A TAREFA: Reproduza fielmente todas as linhas dos itens abaixo, sem qualquer alteração. Deixe as imagens de fora da resposta.

DADOS REGISTRADOS:
........
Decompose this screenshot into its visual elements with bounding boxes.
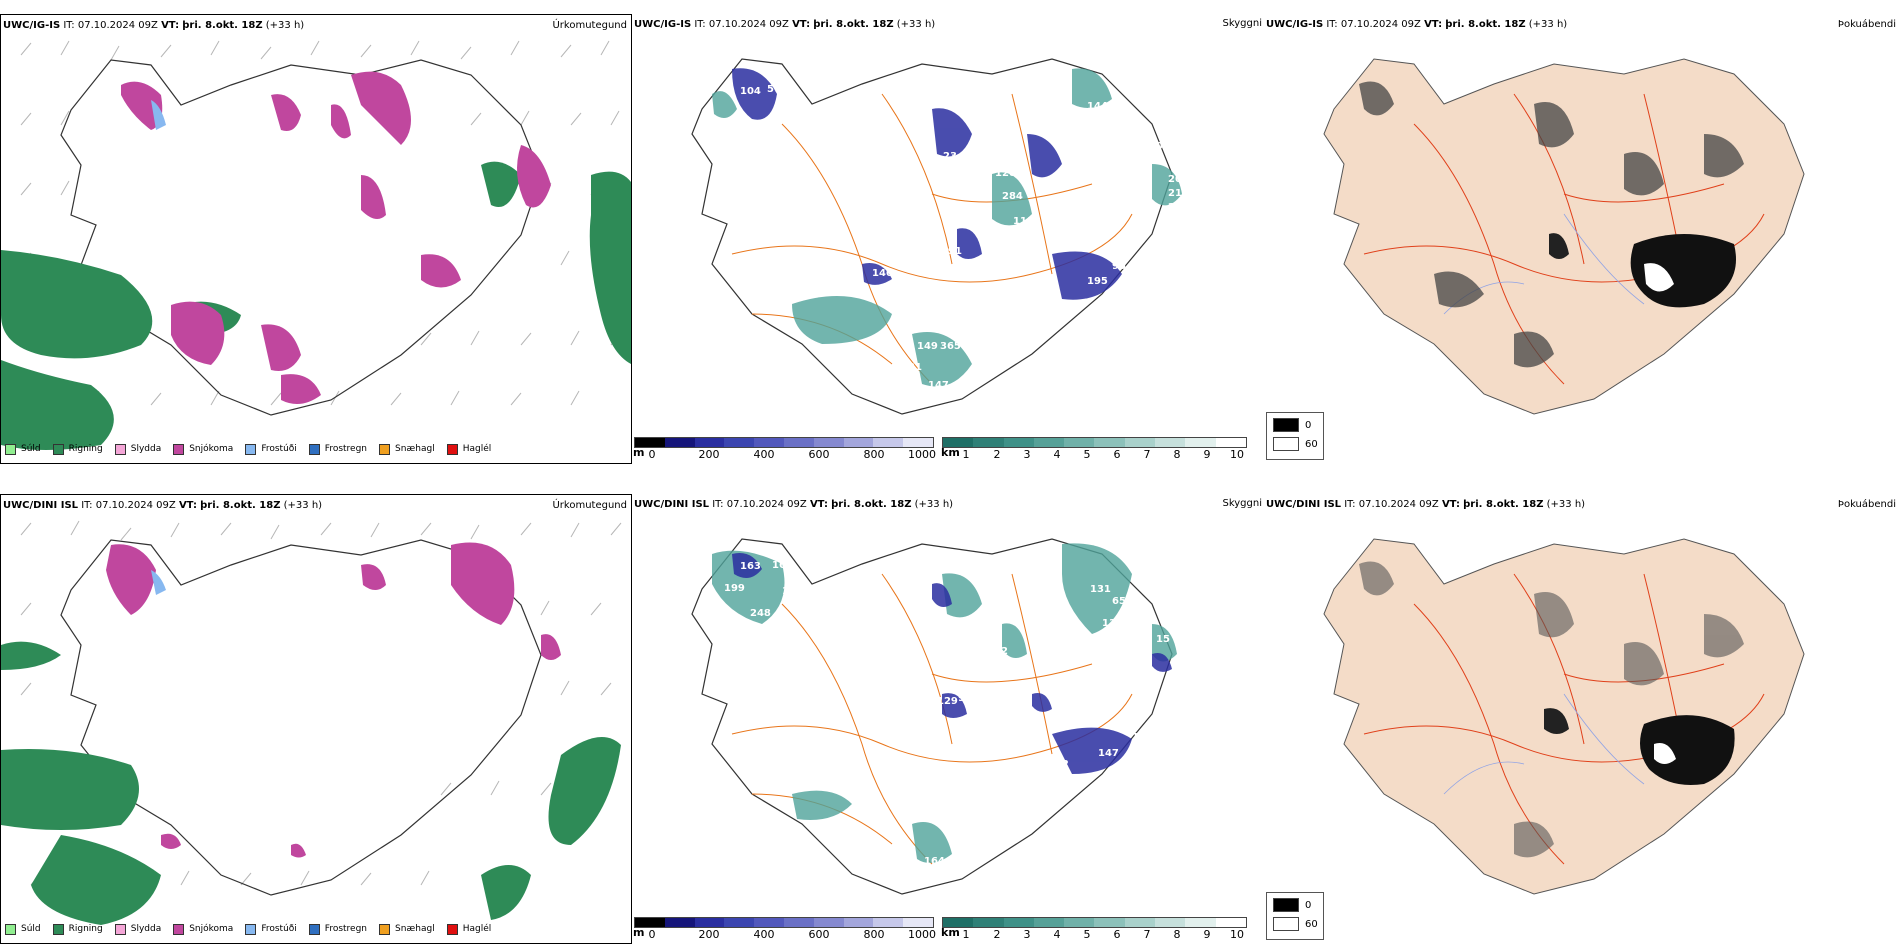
vis-label: 132 (1048, 759, 1069, 770)
vis-label: 125 (1132, 732, 1153, 743)
legend-item: Súld (5, 441, 41, 457)
legend-item: Snæhagl (379, 921, 435, 937)
product-name: Þokuábendi (1837, 19, 1896, 30)
legend-item: Snæhagl (379, 441, 435, 457)
vis-label: 129 (937, 696, 958, 707)
vis-label: 284 (1002, 191, 1023, 202)
vis-label: 95 (1112, 261, 1126, 272)
iceland-outline (60, 59, 542, 416)
panel-title: UWC/DINI ISL IT: 07.10.2024 09Z VT: þri.… (3, 500, 323, 511)
vis-label: 365 (940, 341, 961, 352)
legend-item: Súld (5, 921, 41, 937)
legend-item: Frostúði (245, 921, 297, 937)
vis-label: 23 (943, 151, 957, 162)
vis-label: 12 (994, 646, 1008, 657)
product-name: Úrkomutegund (552, 20, 627, 31)
visibility-scale: km 1 2 3 4 5 6 7 8 9 10 (941, 437, 1247, 461)
precip-panel-bottom: UWC/DINI ISL IT: 07.10.2024 09Z VT: þri.… (0, 494, 632, 944)
legend-item: Frostúði (245, 441, 297, 457)
vis-label: 11 (907, 868, 921, 879)
vis-label: 104 (740, 86, 761, 97)
panel-title: UWC/DINI ISL IT: 07.10.2024 09Z VT: þri.… (1266, 499, 1586, 510)
legend-item: Slydda (114, 441, 161, 457)
legend-item: Frostregn (308, 921, 367, 937)
product-name: Þokuábendi (1837, 499, 1896, 510)
precip-type-legend: Súld Rigning Slydda Snjókoma Frostúði Fr… (5, 441, 503, 457)
visibility-panel-top: 104 57 144 100 23 20 120 241 204 216 229… (632, 14, 1264, 464)
visibility-map-top: 104 57 144 100 23 20 120 241 204 216 229… (691, 58, 1198, 415)
panel-title: UWC/IG-IS IT: 07.10.2024 09Z VT: þri. 8.… (1266, 19, 1568, 30)
fog-map-top (1323, 58, 1805, 415)
legend-item: Rigning (52, 921, 103, 937)
vis-label: 147 (1098, 748, 1119, 759)
vis-label: 97 (1030, 261, 1044, 272)
panel-title: UWC/IG-IS IT: 07.10.2024 09Z VT: þri. 8.… (634, 19, 936, 30)
vis-label: 95 (958, 693, 972, 704)
legend-item: Haglél (446, 441, 491, 457)
legend-item: Snjókoma (173, 441, 233, 457)
visibility-scale: km 1 2 3 4 5 6 7 8 9 10 (941, 917, 1247, 941)
vis-label: 146 (872, 268, 893, 279)
legend-item: Slydda (114, 921, 161, 937)
vis-label: 149 (917, 341, 938, 352)
precip-panel-top: UWC/IG-IS IT: 07.10.2024 09Z VT: þri. 8.… (0, 14, 632, 464)
vis-label: 204 (1168, 174, 1189, 185)
legend-item: Snjókoma (173, 921, 233, 937)
vis-label: 120 (995, 168, 1016, 179)
legend-item: Frostregn (308, 441, 367, 457)
cloud-legend-bottom: 0 60 (1266, 892, 1324, 940)
height-scale: m 0 200 400 600 800 1000 (633, 917, 936, 941)
legend-item: Rigning (52, 441, 103, 457)
vis-label: 132 (1017, 281, 1038, 292)
precip-map-bottom (1, 520, 622, 925)
vis-label: 248 (750, 608, 771, 619)
vis-label: 164 (924, 856, 945, 867)
vis-label: 216 (1168, 188, 1189, 199)
vis-label: 16 (772, 560, 786, 571)
vis-label: 57 (767, 84, 781, 95)
vis-label: 15 (1156, 634, 1170, 645)
vis-label: 158 (904, 384, 925, 395)
vis-label: 195 (1087, 276, 1108, 287)
vis-label: 199 (724, 583, 745, 594)
panel-title: UWC/DINI ISL IT: 07.10.2024 09Z VT: þri.… (634, 499, 954, 510)
vis-label: 229 (1168, 202, 1189, 213)
fog-panel-top: UWC/IG-IS IT: 07.10.2024 09Z VT: þri. 8.… (1264, 14, 1900, 464)
vis-label: 111 (1013, 216, 1034, 227)
cloud-legend-top: 0 60 (1266, 412, 1324, 460)
vis-label: 241 (1177, 161, 1198, 172)
panel-title: UWC/IG-IS IT: 07.10.2024 09Z VT: þri. 8.… (3, 20, 305, 31)
vis-label: 100 (1142, 141, 1163, 152)
visibility-map-bottom: 163 16 199 110 248 131 65 134 15 12 129 … (691, 538, 1177, 895)
vis-label: 134 (1102, 618, 1123, 629)
product-name: Úrkomutegund (552, 500, 627, 511)
fog-map-bottom (1323, 538, 1805, 895)
fog-panel-bottom: UWC/DINI ISL IT: 07.10.2024 09Z VT: þri.… (1264, 494, 1900, 944)
vis-label: 20 (969, 151, 983, 162)
vis-label: 163 (740, 561, 761, 572)
visibility-panel-bottom: 163 16 199 110 248 131 65 134 15 12 129 … (632, 494, 1264, 944)
vis-label: 110 (782, 586, 803, 597)
vis-label: 91 (948, 246, 962, 257)
precip-type-legend: Súld Rigning Slydda Snjókoma Frostúði Fr… (5, 921, 503, 937)
legend-item: Haglél (446, 921, 491, 937)
vis-label: 31 (908, 362, 922, 373)
vis-label: 65 (1112, 596, 1126, 607)
vis-label: 144 (1087, 101, 1108, 112)
height-scale: m 0 200 400 600 800 1000 (633, 437, 936, 461)
vis-label: 147 (928, 380, 949, 391)
vis-label: 131 (1090, 584, 1111, 595)
product-name: Skyggni (1222, 18, 1262, 29)
precip-map-top (1, 40, 631, 450)
product-name: Skyggni (1222, 498, 1262, 509)
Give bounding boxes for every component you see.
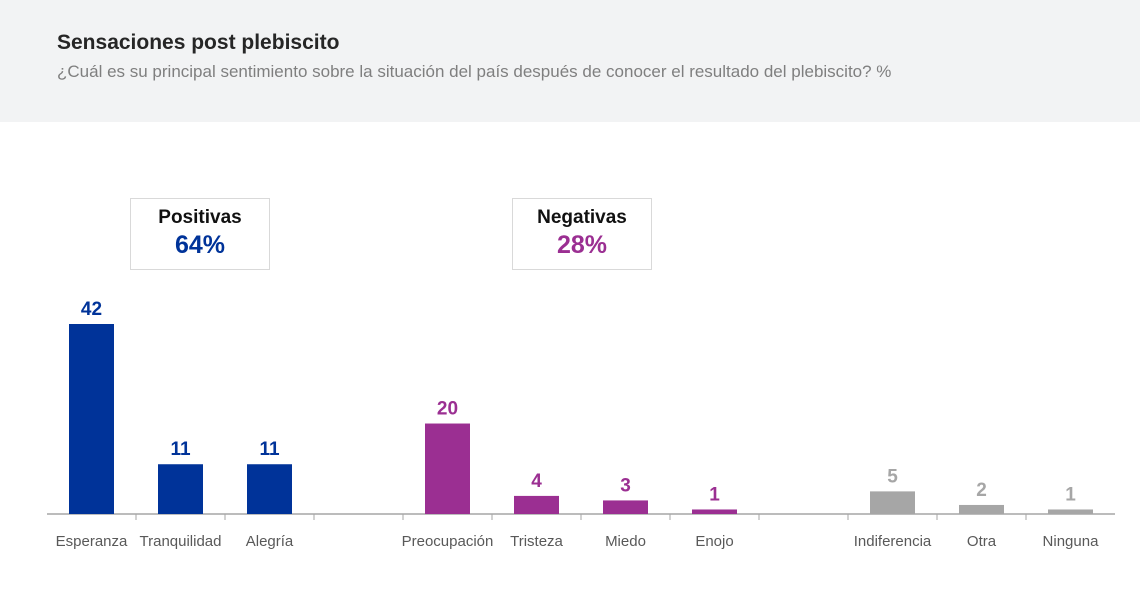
bar — [158, 464, 203, 514]
data-label: 1 — [1065, 484, 1076, 505]
bar — [425, 423, 470, 514]
bar — [514, 495, 559, 514]
negative-group-label: Negativas — [537, 207, 627, 228]
data-label: 11 — [170, 439, 191, 460]
positive-summary-box: Positivas 64% — [130, 198, 270, 270]
negative-group-value: 28% — [556, 231, 608, 259]
category-label: Ninguna — [1043, 533, 1100, 550]
data-label: 1 — [709, 484, 720, 505]
data-label: 42 — [81, 299, 102, 320]
category-label: Tristeza — [510, 533, 563, 550]
category-label: Otra — [967, 533, 997, 550]
bar — [603, 500, 648, 514]
category-label: Miedo — [605, 533, 646, 550]
bar — [692, 509, 737, 514]
positive-group-label: Positivas — [158, 207, 242, 228]
chart-subtitle: ¿Cuál es su principal sentimiento sobre … — [57, 62, 892, 81]
chart-title: Sensaciones post plebiscito — [57, 31, 340, 54]
bar — [69, 324, 114, 514]
bar — [247, 464, 292, 514]
category-label: Indiferencia — [854, 533, 932, 550]
data-label: 4 — [531, 471, 542, 492]
data-label: 11 — [259, 439, 280, 460]
data-label: 20 — [437, 399, 458, 420]
bar — [959, 504, 1004, 514]
data-label: 5 — [887, 466, 898, 487]
bar — [870, 491, 915, 514]
header-band: Sensaciones post plebiscito ¿Cuál es su … — [0, 0, 1140, 122]
category-label: Preocupación — [402, 533, 494, 550]
bar — [1048, 509, 1093, 514]
data-label: 3 — [620, 475, 631, 496]
category-label: Esperanza — [56, 533, 128, 550]
category-label: Enojo — [695, 533, 733, 550]
data-label: 2 — [976, 480, 987, 501]
negative-summary-box: Negativas 28% — [512, 198, 652, 270]
positive-group-value: 64% — [174, 231, 226, 259]
category-label: Tranquilidad — [140, 533, 222, 550]
category-label: Alegría — [246, 533, 294, 550]
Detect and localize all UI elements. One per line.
........
RESULTADO DA TAREFA:
Decompose this screenshot into its visual elements with bounding boxes.
vis-label: 132 (1048, 759, 1069, 770)
vis-label: 125 (1132, 732, 1153, 743)
legend-item: Súld (5, 441, 41, 457)
legend-item: Snæhagl (379, 921, 435, 937)
product-name: Þokuábendi (1837, 19, 1896, 30)
legend-item: Snæhagl (379, 441, 435, 457)
vis-label: 129 (937, 696, 958, 707)
vis-label: 284 (1002, 191, 1023, 202)
vis-label: 95 (1112, 261, 1126, 272)
iceland-outline (60, 59, 542, 416)
panel-title: UWC/DINI ISL IT: 07.10.2024 09Z VT: þri.… (3, 500, 323, 511)
vis-label: 365 (940, 341, 961, 352)
legend-item: Súld (5, 921, 41, 937)
legend-item: Frostúði (245, 921, 297, 937)
vis-label: 23 (943, 151, 957, 162)
vis-label: 12 (994, 646, 1008, 657)
product-name: Úrkomutegund (552, 20, 627, 31)
visibility-scale: km 1 2 3 4 5 6 7 8 9 10 (941, 437, 1247, 461)
precip-panel-bottom: UWC/DINI ISL IT: 07.10.2024 09Z VT: þri.… (0, 494, 632, 944)
legend-item: Frostúði (245, 441, 297, 457)
vis-label: 11 (907, 868, 921, 879)
vis-label: 104 (740, 86, 761, 97)
panel-title: UWC/DINI ISL IT: 07.10.2024 09Z VT: þri.… (1266, 499, 1586, 510)
legend-item: Slydda (114, 441, 161, 457)
legend-item: Frostregn (308, 921, 367, 937)
product-name: Þokuábendi (1837, 499, 1896, 510)
precip-type-legend: Súld Rigning Slydda Snjókoma Frostúði Fr… (5, 441, 503, 457)
visibility-panel-top: 104 57 144 100 23 20 120 241 204 216 229… (632, 14, 1264, 464)
visibility-map-top: 104 57 144 100 23 20 120 241 204 216 229… (691, 58, 1198, 415)
panel-title: UWC/IG-IS IT: 07.10.2024 09Z VT: þri. 8.… (1266, 19, 1568, 30)
fog-map-top (1323, 58, 1805, 415)
legend-item: Rigning (52, 921, 103, 937)
vis-label: 147 (1098, 748, 1119, 759)
vis-label: 97 (1030, 261, 1044, 272)
panel-title: UWC/IG-IS IT: 07.10.2024 09Z VT: þri. 8.… (634, 19, 936, 30)
vis-label: 95 (958, 693, 972, 704)
legend-item: Haglél (446, 441, 491, 457)
legend-item: Snjókoma (173, 441, 233, 457)
visibility-scale: km 1 2 3 4 5 6 7 8 9 10 (941, 917, 1247, 941)
vis-label: 146 (872, 268, 893, 279)
legend-item: Slydda (114, 921, 161, 937)
vis-label: 149 (917, 341, 938, 352)
precip-panel-top: UWC/IG-IS IT: 07.10.2024 09Z VT: þri. 8.… (0, 14, 632, 464)
vis-label: 204 (1168, 174, 1189, 185)
legend-item: Snjókoma (173, 921, 233, 937)
vis-label: 120 (995, 168, 1016, 179)
legend-item: Frostregn (308, 441, 367, 457)
cloud-legend-bottom: 0 60 (1266, 892, 1324, 940)
height-scale: m 0 200 400 600 800 1000 (633, 917, 936, 941)
legend-item: Rigning (52, 441, 103, 457)
vis-label: 132 (1017, 281, 1038, 292)
precip-map-bottom (1, 520, 622, 925)
vis-label: 248 (750, 608, 771, 619)
vis-label: 164 (924, 856, 945, 867)
vis-label: 216 (1168, 188, 1189, 199)
vis-label: 16 (772, 560, 786, 571)
vis-label: 57 (767, 84, 781, 95)
vis-label: 15 (1156, 634, 1170, 645)
vis-label: 158 (904, 384, 925, 395)
vis-label: 195 (1087, 276, 1108, 287)
vis-label: 199 (724, 583, 745, 594)
panel-title: UWC/DINI ISL IT: 07.10.2024 09Z VT: þri.… (634, 499, 954, 510)
vis-label: 229 (1168, 202, 1189, 213)
fog-panel-top: UWC/IG-IS IT: 07.10.2024 09Z VT: þri. 8.… (1264, 14, 1900, 464)
vis-label: 111 (1013, 216, 1034, 227)
cloud-legend-top: 0 60 (1266, 412, 1324, 460)
vis-label: 241 (1177, 161, 1198, 172)
panel-title: UWC/IG-IS IT: 07.10.2024 09Z VT: þri. 8.… (3, 20, 305, 31)
vis-label: 100 (1142, 141, 1163, 152)
visibility-map-bottom: 163 16 199 110 248 131 65 134 15 12 129 … (691, 538, 1177, 895)
vis-label: 134 (1102, 618, 1123, 629)
product-name: Úrkomutegund (552, 500, 627, 511)
fog-map-bottom (1323, 538, 1805, 895)
fog-panel-bottom: UWC/DINI ISL IT: 07.10.2024 09Z VT: þri.… (1264, 494, 1900, 944)
vis-label: 20 (969, 151, 983, 162)
vis-label: 163 (740, 561, 761, 572)
visibility-panel-bottom: 163 16 199 110 248 131 65 134 15 12 129 … (632, 494, 1264, 944)
vis-label: 110 (782, 586, 803, 597)
vis-label: 91 (948, 246, 962, 257)
precip-type-legend: Súld Rigning Slydda Snjókoma Frostúði Fr… (5, 921, 503, 937)
legend-item: Haglél (446, 921, 491, 937)
vis-label: 31 (908, 362, 922, 373)
vis-label: 65 (1112, 596, 1126, 607)
vis-label: 144 (1087, 101, 1108, 112)
height-scale: m 0 200 400 600 800 1000 (633, 437, 936, 461)
vis-label: 147 (928, 380, 949, 391)
vis-label: 131 (1090, 584, 1111, 595)
product-name: Skyggni (1222, 18, 1262, 29)
precip-map-top (1, 40, 631, 450)
product-name: Skyggni (1222, 498, 1262, 509)
Give bounding boxes for every component you see.
bar — [158, 464, 203, 514]
data-label: 1 — [1065, 484, 1076, 505]
bar — [425, 423, 470, 514]
bar — [514, 495, 559, 514]
negative-group-label: Negativas — [537, 207, 627, 228]
data-label: 11 — [170, 439, 191, 460]
positive-summary-box: Positivas 64% — [130, 198, 270, 270]
negative-group-value: 28% — [556, 231, 608, 259]
category-label: Ninguna — [1043, 533, 1100, 550]
data-label: 1 — [709, 484, 720, 505]
data-label: 42 — [81, 299, 102, 320]
category-label: Tristeza — [510, 533, 563, 550]
category-label: Otra — [967, 533, 997, 550]
bar — [603, 500, 648, 514]
category-label: Miedo — [605, 533, 646, 550]
bar — [692, 509, 737, 514]
positive-group-label: Positivas — [158, 207, 242, 228]
chart-subtitle: ¿Cuál es su principal sentimiento sobre … — [57, 62, 892, 81]
chart-title: Sensaciones post plebiscito — [57, 31, 340, 54]
bar — [69, 324, 114, 514]
bar — [247, 464, 292, 514]
category-label: Indiferencia — [854, 533, 932, 550]
data-label: 4 — [531, 471, 542, 492]
data-label: 11 — [259, 439, 280, 460]
data-label: 20 — [437, 399, 458, 420]
bar — [959, 504, 1004, 514]
data-label: 5 — [887, 466, 898, 487]
bar — [870, 491, 915, 514]
header-band: Sensaciones post plebiscito ¿Cuál es su … — [0, 0, 1140, 122]
category-label: Preocupación — [402, 533, 494, 550]
bar — [1048, 509, 1093, 514]
data-label: 3 — [620, 475, 631, 496]
category-label: Esperanza — [56, 533, 128, 550]
category-label: Enojo — [695, 533, 733, 550]
data-label: 2 — [976, 480, 987, 501]
negative-summary-box: Negativas 28% — [512, 198, 652, 270]
positive-group-value: 64% — [174, 231, 226, 259]
category-label: Tranquilidad — [140, 533, 222, 550]
category-label: Alegría — [246, 533, 294, 550]
Detect and localize all UI elements. One per line.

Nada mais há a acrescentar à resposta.